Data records
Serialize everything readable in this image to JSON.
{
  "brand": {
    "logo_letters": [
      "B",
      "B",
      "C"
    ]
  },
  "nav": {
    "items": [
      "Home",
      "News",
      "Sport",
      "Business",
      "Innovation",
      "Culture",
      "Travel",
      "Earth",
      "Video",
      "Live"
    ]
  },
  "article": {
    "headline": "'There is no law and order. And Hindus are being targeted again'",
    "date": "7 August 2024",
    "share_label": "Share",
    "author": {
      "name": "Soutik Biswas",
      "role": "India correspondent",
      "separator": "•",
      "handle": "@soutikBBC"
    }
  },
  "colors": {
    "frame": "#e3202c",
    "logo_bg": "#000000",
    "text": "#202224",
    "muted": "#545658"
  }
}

--

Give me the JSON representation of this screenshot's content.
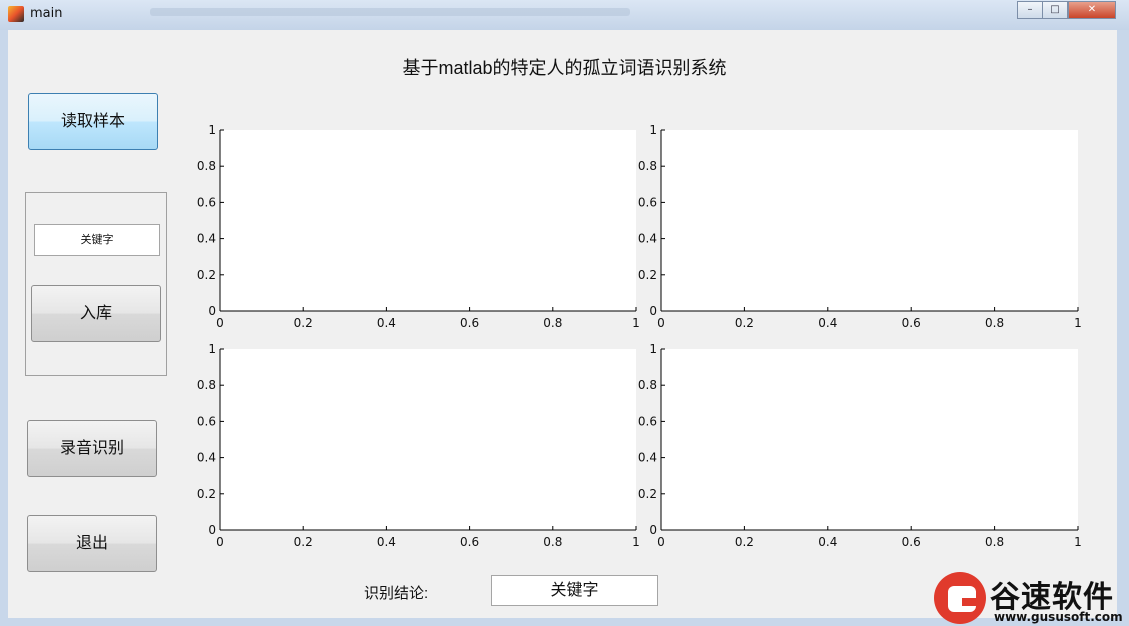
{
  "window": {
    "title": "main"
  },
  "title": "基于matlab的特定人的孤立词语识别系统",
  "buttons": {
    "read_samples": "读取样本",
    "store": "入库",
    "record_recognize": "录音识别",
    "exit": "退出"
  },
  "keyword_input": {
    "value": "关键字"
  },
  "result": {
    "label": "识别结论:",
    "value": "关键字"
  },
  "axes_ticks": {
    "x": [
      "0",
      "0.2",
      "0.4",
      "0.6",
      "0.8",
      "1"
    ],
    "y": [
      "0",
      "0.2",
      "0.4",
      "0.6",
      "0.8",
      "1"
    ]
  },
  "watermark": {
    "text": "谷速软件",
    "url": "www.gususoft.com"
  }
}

**WHAT YOU ARE ASKED TO DO:**
Collect, from the material above, every line containing the word "JSON".

**ANSWER TO THE PROBLEM:**
Serialize everything readable in this image to JSON.
Give me the JSON representation of this screenshot's content.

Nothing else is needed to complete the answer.